Count the lines in the entries below that include the word "chat". Give nothing but the number.

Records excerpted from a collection
════

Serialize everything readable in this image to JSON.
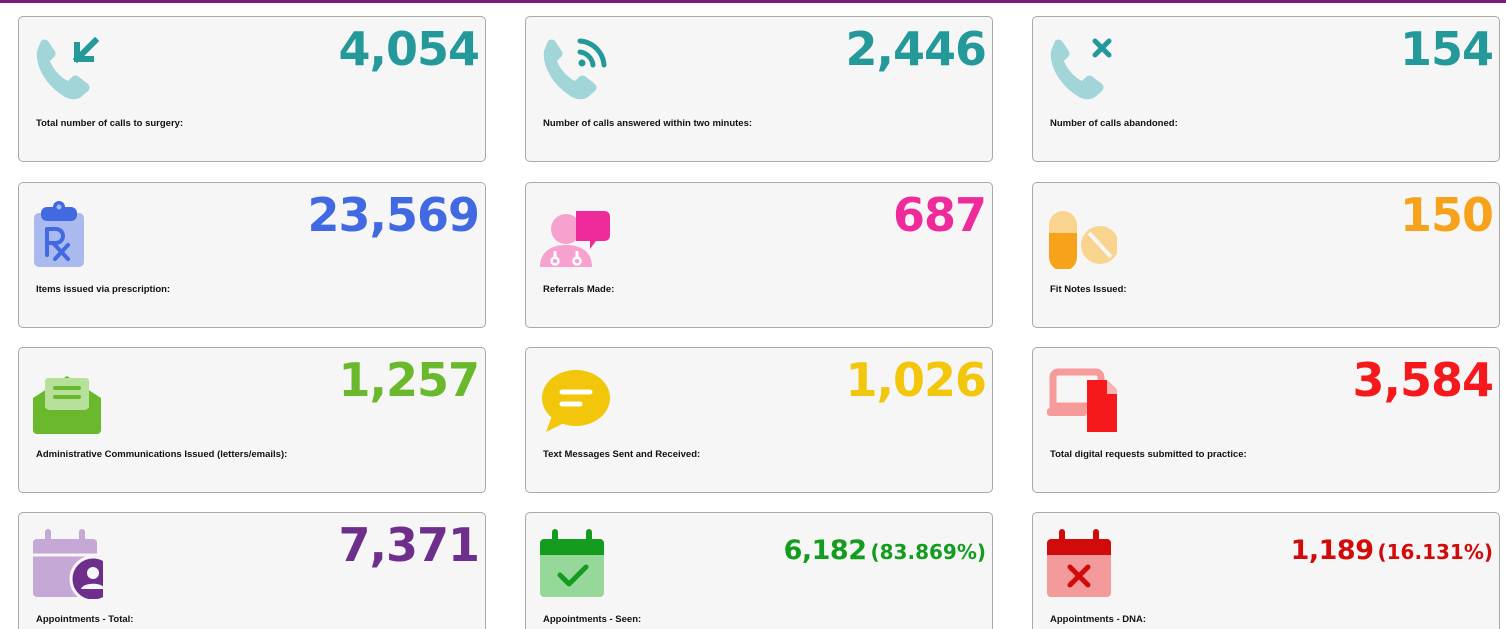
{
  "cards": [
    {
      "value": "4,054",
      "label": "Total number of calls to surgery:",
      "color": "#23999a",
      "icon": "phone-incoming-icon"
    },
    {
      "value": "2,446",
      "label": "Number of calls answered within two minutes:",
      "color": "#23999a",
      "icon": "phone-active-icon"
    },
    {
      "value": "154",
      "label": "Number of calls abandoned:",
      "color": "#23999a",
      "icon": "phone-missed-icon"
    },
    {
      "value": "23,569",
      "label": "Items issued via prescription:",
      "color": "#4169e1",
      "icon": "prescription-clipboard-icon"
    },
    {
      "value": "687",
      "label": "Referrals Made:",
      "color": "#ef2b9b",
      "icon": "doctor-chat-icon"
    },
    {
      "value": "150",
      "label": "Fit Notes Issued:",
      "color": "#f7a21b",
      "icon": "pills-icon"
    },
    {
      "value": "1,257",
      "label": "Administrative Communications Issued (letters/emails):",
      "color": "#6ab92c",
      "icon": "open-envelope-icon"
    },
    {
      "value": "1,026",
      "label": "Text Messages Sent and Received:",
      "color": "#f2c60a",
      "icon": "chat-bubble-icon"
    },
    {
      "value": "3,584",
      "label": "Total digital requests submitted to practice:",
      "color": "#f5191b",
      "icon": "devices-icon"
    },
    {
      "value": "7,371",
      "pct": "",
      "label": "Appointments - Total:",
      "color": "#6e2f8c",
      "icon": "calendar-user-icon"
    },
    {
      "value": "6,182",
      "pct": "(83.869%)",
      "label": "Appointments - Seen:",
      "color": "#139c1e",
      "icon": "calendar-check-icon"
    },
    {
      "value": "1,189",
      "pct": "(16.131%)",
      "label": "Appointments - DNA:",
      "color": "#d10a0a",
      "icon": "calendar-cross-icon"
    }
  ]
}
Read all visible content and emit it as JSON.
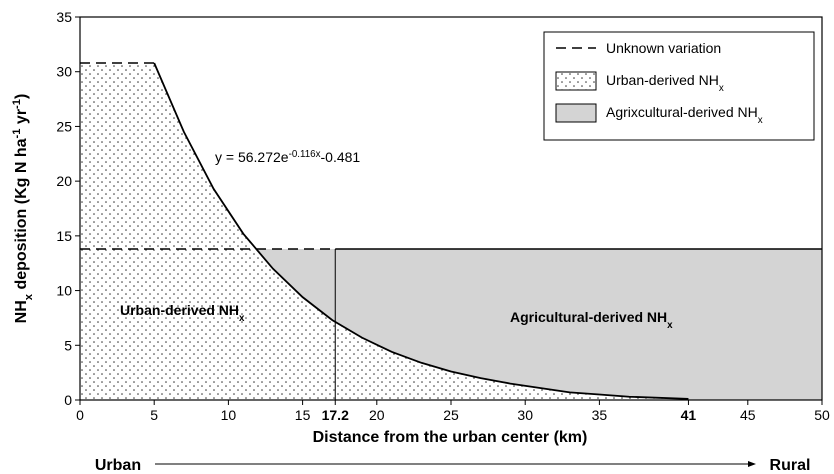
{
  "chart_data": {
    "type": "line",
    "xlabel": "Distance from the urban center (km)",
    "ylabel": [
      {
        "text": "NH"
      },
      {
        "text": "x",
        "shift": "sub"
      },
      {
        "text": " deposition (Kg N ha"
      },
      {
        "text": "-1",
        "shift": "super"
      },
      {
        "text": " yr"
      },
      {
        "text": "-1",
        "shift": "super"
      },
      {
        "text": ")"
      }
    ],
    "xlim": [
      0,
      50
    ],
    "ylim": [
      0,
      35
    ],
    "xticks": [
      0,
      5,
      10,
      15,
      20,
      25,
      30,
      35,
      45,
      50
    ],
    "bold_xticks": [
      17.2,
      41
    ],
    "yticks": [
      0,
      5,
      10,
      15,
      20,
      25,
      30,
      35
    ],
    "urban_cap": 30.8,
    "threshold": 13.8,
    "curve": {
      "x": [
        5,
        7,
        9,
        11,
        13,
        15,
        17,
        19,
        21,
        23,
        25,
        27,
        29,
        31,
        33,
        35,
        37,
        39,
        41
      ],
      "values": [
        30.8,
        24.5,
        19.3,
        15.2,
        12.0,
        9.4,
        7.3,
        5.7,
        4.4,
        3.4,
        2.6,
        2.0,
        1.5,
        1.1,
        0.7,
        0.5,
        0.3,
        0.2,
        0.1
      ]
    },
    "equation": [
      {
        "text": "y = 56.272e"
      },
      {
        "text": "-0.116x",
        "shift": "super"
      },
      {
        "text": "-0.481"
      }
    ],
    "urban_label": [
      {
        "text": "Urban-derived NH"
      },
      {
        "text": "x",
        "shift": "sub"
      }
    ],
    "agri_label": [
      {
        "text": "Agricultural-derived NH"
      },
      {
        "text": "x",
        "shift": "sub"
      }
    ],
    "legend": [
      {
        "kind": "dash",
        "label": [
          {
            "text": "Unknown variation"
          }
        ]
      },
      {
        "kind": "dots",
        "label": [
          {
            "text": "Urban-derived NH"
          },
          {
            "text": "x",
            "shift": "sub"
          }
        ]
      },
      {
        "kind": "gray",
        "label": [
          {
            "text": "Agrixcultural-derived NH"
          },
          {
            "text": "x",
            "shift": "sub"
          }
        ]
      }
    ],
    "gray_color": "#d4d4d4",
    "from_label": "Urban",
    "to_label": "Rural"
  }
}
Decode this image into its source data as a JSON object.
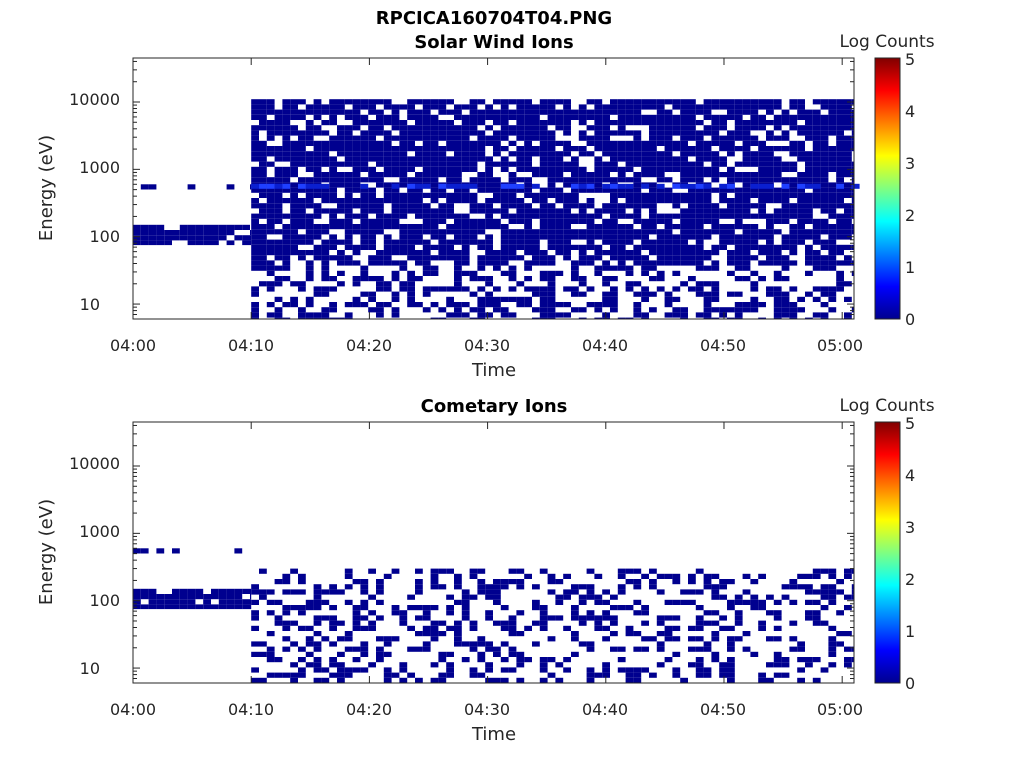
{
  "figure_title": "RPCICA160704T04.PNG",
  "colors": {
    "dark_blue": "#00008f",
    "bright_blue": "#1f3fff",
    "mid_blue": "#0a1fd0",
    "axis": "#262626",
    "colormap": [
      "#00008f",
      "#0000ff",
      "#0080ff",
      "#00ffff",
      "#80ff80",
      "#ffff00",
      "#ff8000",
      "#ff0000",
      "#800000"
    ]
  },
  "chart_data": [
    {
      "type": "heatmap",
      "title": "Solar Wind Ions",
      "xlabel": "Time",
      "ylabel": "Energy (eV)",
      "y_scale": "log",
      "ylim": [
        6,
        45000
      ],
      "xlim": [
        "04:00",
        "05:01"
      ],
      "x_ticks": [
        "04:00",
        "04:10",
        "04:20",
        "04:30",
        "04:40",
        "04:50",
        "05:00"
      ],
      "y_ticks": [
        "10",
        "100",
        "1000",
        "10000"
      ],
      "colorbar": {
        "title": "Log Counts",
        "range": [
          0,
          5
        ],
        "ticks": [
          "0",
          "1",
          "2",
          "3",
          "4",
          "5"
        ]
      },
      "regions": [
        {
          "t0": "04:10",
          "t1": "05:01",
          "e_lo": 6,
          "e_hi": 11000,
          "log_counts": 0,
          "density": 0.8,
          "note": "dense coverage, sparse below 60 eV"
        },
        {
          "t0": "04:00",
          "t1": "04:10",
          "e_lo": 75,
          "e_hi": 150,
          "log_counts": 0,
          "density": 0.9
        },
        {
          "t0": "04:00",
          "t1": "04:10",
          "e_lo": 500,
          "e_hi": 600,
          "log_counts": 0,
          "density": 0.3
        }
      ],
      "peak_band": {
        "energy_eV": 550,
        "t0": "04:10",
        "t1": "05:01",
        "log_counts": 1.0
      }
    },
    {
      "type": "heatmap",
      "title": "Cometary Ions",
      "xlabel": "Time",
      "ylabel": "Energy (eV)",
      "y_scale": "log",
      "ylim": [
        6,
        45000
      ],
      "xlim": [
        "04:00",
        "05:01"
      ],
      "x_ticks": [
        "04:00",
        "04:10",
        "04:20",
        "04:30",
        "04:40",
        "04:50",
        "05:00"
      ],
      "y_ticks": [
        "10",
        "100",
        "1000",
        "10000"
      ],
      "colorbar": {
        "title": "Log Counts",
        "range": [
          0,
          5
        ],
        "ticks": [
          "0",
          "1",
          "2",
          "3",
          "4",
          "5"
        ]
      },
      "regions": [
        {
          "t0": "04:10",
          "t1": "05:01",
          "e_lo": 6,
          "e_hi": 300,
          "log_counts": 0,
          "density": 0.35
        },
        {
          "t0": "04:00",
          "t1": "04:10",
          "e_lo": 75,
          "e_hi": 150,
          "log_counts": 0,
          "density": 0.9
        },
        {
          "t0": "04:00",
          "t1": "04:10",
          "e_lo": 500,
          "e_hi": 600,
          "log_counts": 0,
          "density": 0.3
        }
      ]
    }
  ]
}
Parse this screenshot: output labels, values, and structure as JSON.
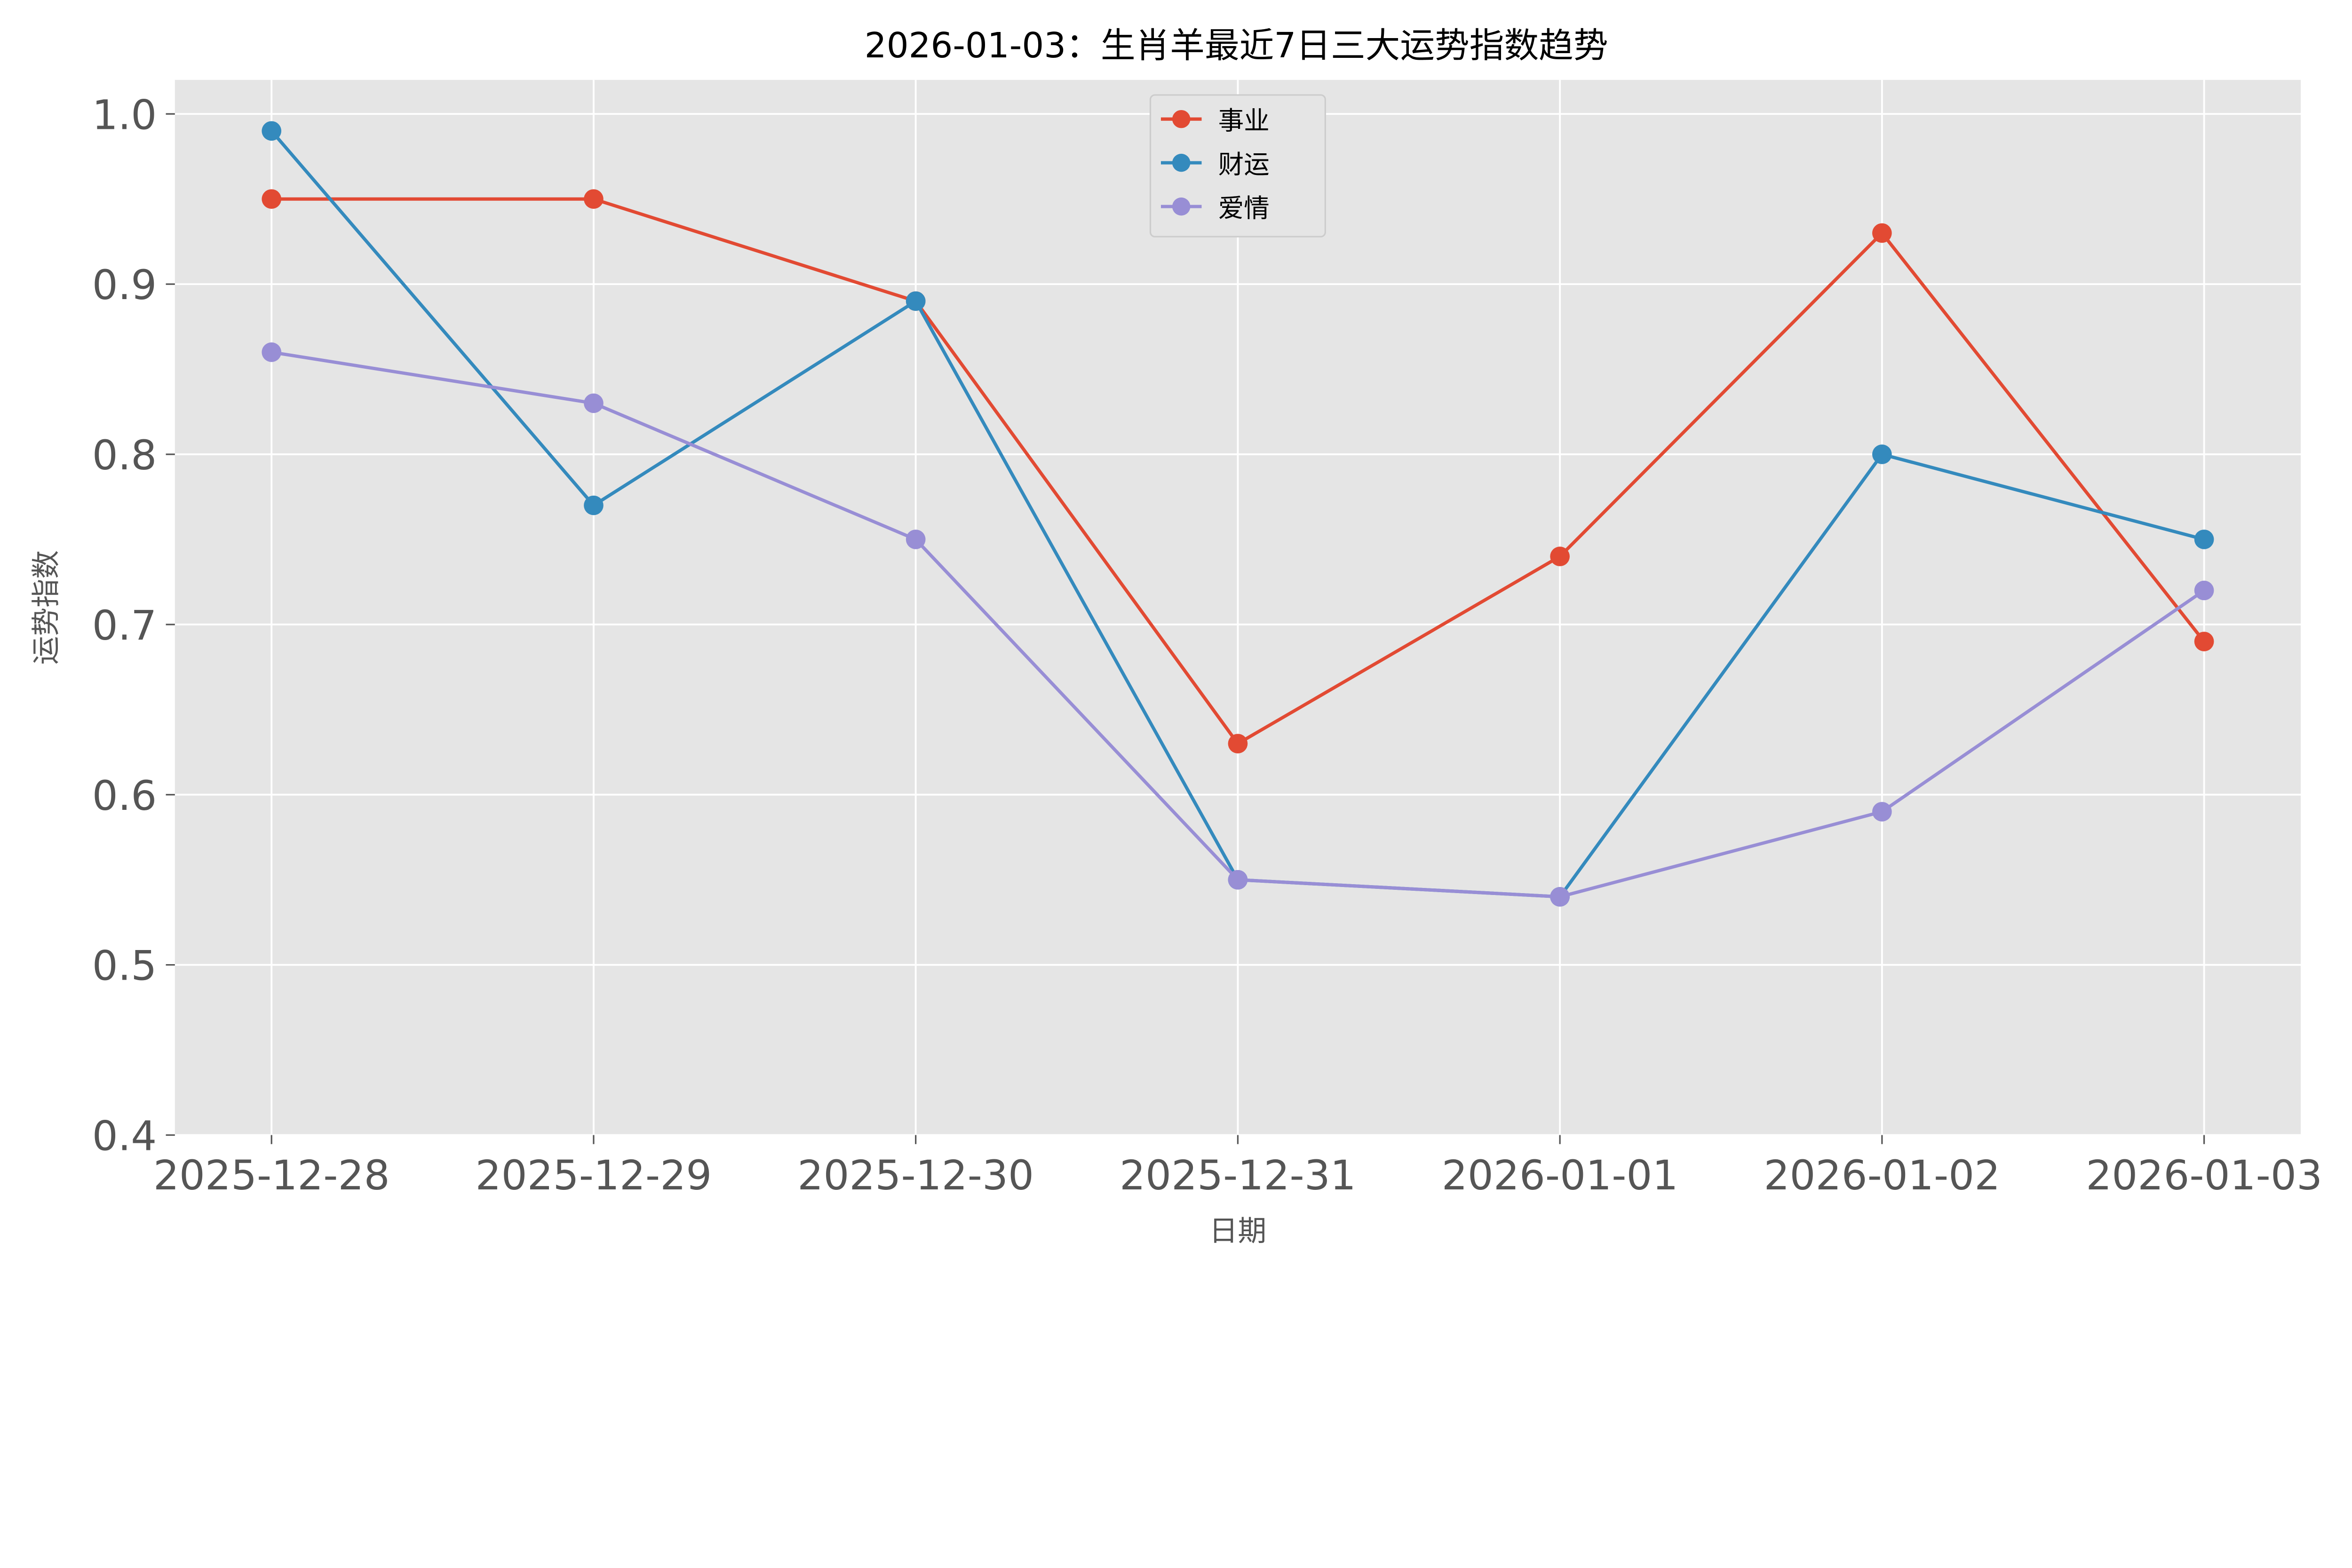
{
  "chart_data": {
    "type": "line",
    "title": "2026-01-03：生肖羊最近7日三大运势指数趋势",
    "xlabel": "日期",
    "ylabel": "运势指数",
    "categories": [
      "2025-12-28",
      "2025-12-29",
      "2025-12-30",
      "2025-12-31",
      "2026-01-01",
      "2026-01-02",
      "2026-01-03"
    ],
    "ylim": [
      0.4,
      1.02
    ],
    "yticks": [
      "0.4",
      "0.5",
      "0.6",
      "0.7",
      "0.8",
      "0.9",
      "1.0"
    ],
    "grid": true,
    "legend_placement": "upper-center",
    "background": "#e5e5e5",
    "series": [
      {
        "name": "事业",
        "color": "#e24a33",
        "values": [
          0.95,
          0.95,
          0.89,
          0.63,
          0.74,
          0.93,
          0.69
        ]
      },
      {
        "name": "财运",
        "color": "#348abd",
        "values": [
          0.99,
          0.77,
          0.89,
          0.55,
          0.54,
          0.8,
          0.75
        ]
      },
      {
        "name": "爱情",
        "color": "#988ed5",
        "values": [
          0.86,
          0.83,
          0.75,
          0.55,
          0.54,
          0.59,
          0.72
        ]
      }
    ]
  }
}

════

### Exercise solution
2